**WHAT THIS TASK INVOLVES**
Make an exact copy of the lines below.

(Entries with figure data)
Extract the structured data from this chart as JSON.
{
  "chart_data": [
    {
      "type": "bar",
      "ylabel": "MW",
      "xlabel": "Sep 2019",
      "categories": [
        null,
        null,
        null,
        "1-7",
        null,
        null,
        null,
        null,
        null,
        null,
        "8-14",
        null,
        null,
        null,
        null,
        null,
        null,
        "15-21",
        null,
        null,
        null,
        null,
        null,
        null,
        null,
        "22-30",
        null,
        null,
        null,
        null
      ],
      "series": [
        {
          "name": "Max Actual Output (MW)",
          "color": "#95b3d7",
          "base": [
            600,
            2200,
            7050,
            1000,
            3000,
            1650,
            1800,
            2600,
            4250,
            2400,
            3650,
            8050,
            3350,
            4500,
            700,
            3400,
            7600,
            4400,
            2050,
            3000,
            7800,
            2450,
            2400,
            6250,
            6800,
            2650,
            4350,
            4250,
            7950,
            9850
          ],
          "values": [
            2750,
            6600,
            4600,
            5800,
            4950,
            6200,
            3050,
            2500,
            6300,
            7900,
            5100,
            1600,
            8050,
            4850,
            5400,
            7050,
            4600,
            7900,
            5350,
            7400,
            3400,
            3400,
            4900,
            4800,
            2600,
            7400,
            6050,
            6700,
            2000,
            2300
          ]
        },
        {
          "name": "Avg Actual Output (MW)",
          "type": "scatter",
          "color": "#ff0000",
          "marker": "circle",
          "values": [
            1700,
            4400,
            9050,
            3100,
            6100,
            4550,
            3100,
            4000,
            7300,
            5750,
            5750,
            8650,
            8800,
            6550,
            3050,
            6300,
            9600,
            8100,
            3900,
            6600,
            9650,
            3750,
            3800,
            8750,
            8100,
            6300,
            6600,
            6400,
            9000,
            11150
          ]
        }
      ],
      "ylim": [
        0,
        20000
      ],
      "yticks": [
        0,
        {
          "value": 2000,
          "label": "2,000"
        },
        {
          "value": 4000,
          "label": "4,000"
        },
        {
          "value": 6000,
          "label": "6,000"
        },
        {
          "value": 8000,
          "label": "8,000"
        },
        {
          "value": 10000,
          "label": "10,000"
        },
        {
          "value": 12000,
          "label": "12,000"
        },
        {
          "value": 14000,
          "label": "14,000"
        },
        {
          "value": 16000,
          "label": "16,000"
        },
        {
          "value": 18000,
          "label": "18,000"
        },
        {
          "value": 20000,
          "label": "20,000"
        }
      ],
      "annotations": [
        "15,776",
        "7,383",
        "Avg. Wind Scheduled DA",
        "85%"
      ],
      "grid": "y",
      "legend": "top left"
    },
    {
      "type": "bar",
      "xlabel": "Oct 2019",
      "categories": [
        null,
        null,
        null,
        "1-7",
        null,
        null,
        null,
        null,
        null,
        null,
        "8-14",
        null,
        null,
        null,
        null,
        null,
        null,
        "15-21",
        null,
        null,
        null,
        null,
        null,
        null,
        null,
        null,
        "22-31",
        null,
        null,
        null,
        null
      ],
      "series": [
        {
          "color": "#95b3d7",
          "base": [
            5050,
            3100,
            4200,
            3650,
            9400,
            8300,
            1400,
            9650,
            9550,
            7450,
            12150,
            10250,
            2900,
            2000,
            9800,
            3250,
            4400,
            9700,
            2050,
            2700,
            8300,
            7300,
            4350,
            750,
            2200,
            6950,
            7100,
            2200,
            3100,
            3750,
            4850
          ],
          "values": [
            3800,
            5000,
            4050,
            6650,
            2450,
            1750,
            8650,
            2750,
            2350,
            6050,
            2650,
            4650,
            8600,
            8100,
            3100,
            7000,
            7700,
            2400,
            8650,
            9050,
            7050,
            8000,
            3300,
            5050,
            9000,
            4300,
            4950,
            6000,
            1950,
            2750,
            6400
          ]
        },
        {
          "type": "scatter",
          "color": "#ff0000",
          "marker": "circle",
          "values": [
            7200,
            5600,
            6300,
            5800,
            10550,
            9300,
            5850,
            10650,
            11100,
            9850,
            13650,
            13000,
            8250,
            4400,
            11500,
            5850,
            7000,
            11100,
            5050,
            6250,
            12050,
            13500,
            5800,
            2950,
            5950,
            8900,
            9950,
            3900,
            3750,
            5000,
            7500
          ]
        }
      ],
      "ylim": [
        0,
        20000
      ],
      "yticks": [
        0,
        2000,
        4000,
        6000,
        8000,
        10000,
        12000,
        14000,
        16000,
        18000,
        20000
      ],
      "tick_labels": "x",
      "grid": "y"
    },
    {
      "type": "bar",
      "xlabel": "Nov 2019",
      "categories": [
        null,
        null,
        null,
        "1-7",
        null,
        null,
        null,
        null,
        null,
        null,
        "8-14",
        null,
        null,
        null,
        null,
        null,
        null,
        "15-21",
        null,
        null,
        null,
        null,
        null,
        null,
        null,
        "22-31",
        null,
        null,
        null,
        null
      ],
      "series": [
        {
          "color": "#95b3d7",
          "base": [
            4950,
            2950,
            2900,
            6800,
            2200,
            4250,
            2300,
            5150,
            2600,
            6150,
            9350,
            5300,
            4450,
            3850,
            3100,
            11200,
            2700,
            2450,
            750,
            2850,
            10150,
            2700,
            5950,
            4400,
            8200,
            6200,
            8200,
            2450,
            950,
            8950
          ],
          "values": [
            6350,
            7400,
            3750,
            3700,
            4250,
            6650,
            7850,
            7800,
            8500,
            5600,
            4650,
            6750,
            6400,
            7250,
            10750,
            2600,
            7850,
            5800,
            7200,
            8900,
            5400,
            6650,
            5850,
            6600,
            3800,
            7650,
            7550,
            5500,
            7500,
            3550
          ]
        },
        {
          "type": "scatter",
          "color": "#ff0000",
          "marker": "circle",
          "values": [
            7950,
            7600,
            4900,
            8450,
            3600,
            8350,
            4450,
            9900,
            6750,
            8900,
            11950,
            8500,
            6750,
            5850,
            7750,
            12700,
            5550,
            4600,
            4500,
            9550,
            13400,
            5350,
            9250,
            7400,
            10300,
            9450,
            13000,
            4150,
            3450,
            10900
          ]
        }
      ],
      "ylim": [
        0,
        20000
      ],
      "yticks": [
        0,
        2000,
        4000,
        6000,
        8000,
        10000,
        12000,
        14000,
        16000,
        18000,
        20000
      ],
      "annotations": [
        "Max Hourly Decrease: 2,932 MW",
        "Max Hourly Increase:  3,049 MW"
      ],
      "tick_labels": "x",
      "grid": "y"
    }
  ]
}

**FINAL ANSWER**
Extract the structured data from this chart as JSON.
{
  "chart_data": [
    {
      "type": "bar",
      "ylabel": "MW",
      "xlabel": "Sep 2019",
      "categories": [
        null,
        null,
        null,
        "1-7",
        null,
        null,
        null,
        null,
        null,
        null,
        "8-14",
        null,
        null,
        null,
        null,
        null,
        null,
        "15-21",
        null,
        null,
        null,
        null,
        null,
        null,
        null,
        "22-30",
        null,
        null,
        null,
        null
      ],
      "series": [
        {
          "name": "Max Actual Output (MW)",
          "color": "#95b3d7",
          "base": [
            600,
            2200,
            7050,
            1000,
            3000,
            1650,
            1800,
            2600,
            4250,
            2400,
            3650,
            8050,
            3350,
            4500,
            700,
            3400,
            7600,
            4400,
            2050,
            3000,
            7800,
            2450,
            2400,
            6250,
            6800,
            2650,
            4350,
            4250,
            7950,
            9850
          ],
          "values": [
            2750,
            6600,
            4600,
            5800,
            4950,
            6200,
            3050,
            2500,
            6300,
            7900,
            5100,
            1600,
            8050,
            4850,
            5400,
            7050,
            4600,
            7900,
            5350,
            7400,
            3400,
            3400,
            4900,
            4800,
            2600,
            7400,
            6050,
            6700,
            2000,
            2300
          ]
        },
        {
          "name": "Avg Actual Output (MW)",
          "type": "scatter",
          "color": "#ff0000",
          "marker": "circle",
          "values": [
            1700,
            4400,
            9050,
            3100,
            6100,
            4550,
            3100,
            4000,
            7300,
            5750,
            5750,
            8650,
            8800,
            6550,
            3050,
            6300,
            9600,
            8100,
            3900,
            6600,
            9650,
            3750,
            3800,
            8750,
            8100,
            6300,
            6600,
            6400,
            9000,
            11150
          ]
        }
      ],
      "ylim": [
        0,
        20000
      ],
      "yticks": [
        0,
        {
          "value": 2000,
          "label": "2,000"
        },
        {
          "value": 4000,
          "label": "4,000"
        },
        {
          "value": 6000,
          "label": "6,000"
        },
        {
          "value": 8000,
          "label": "8,000"
        },
        {
          "value": 10000,
          "label": "10,000"
        },
        {
          "value": 12000,
          "label": "12,000"
        },
        {
          "value": 14000,
          "label": "14,000"
        },
        {
          "value": 16000,
          "label": "16,000"
        },
        {
          "value": 18000,
          "label": "18,000"
        },
        {
          "value": 20000,
          "label": "20,000"
        }
      ],
      "annotations": [
        "15,776",
        "7,383",
        "Avg. Wind Scheduled DA",
        "85%"
      ],
      "grid": "y",
      "legend": "top left"
    },
    {
      "type": "bar",
      "xlabel": "Oct 2019",
      "categories": [
        null,
        null,
        null,
        "1-7",
        null,
        null,
        null,
        null,
        null,
        null,
        "8-14",
        null,
        null,
        null,
        null,
        null,
        null,
        "15-21",
        null,
        null,
        null,
        null,
        null,
        null,
        null,
        null,
        "22-31",
        null,
        null,
        null,
        null
      ],
      "series": [
        {
          "color": "#95b3d7",
          "base": [
            5050,
            3100,
            4200,
            3650,
            9400,
            8300,
            1400,
            9650,
            9550,
            7450,
            12150,
            10250,
            2900,
            2000,
            9800,
            3250,
            4400,
            9700,
            2050,
            2700,
            8300,
            7300,
            4350,
            750,
            2200,
            6950,
            7100,
            2200,
            3100,
            3750,
            4850
          ],
          "values": [
            3800,
            5000,
            4050,
            6650,
            2450,
            1750,
            8650,
            2750,
            2350,
            6050,
            2650,
            4650,
            8600,
            8100,
            3100,
            7000,
            7700,
            2400,
            8650,
            9050,
            7050,
            8000,
            3300,
            5050,
            9000,
            4300,
            4950,
            6000,
            1950,
            2750,
            6400
          ]
        },
        {
          "type": "scatter",
          "color": "#ff0000",
          "marker": "circle",
          "values": [
            7200,
            5600,
            6300,
            5800,
            10550,
            9300,
            5850,
            10650,
            11100,
            9850,
            13650,
            13000,
            8250,
            4400,
            11500,
            5850,
            7000,
            11100,
            5050,
            6250,
            12050,
            13500,
            5800,
            2950,
            5950,
            8900,
            9950,
            3900,
            3750,
            5000,
            7500
          ]
        }
      ],
      "ylim": [
        0,
        20000
      ],
      "yticks": [
        0,
        2000,
        4000,
        6000,
        8000,
        10000,
        12000,
        14000,
        16000,
        18000,
        20000
      ],
      "tick_labels": "x",
      "grid": "y"
    },
    {
      "type": "bar",
      "xlabel": "Nov 2019",
      "categories": [
        null,
        null,
        null,
        "1-7",
        null,
        null,
        null,
        null,
        null,
        null,
        "8-14",
        null,
        null,
        null,
        null,
        null,
        null,
        "15-21",
        null,
        null,
        null,
        null,
        null,
        null,
        null,
        "22-31",
        null,
        null,
        null,
        null
      ],
      "series": [
        {
          "color": "#95b3d7",
          "base": [
            4950,
            2950,
            2900,
            6800,
            2200,
            4250,
            2300,
            5150,
            2600,
            6150,
            9350,
            5300,
            4450,
            3850,
            3100,
            11200,
            2700,
            2450,
            750,
            2850,
            10150,
            2700,
            5950,
            4400,
            8200,
            6200,
            8200,
            2450,
            950,
            8950
          ],
          "values": [
            6350,
            7400,
            3750,
            3700,
            4250,
            6650,
            7850,
            7800,
            8500,
            5600,
            4650,
            6750,
            6400,
            7250,
            10750,
            2600,
            7850,
            5800,
            7200,
            8900,
            5400,
            6650,
            5850,
            6600,
            3800,
            7650,
            7550,
            5500,
            7500,
            3550
          ]
        },
        {
          "type": "scatter",
          "color": "#ff0000",
          "marker": "circle",
          "values": [
            7950,
            7600,
            4900,
            8450,
            3600,
            8350,
            4450,
            9900,
            6750,
            8900,
            11950,
            8500,
            6750,
            5850,
            7750,
            12700,
            5550,
            4600,
            4500,
            9550,
            13400,
            5350,
            9250,
            7400,
            10300,
            9450,
            13000,
            4150,
            3450,
            10900
          ]
        }
      ],
      "ylim": [
        0,
        20000
      ],
      "yticks": [
        0,
        2000,
        4000,
        6000,
        8000,
        10000,
        12000,
        14000,
        16000,
        18000,
        20000
      ],
      "annotations": [
        "Max Hourly Decrease: 2,932 MW",
        "Max Hourly Increase:  3,049 MW"
      ],
      "tick_labels": "x",
      "grid": "y"
    }
  ]
}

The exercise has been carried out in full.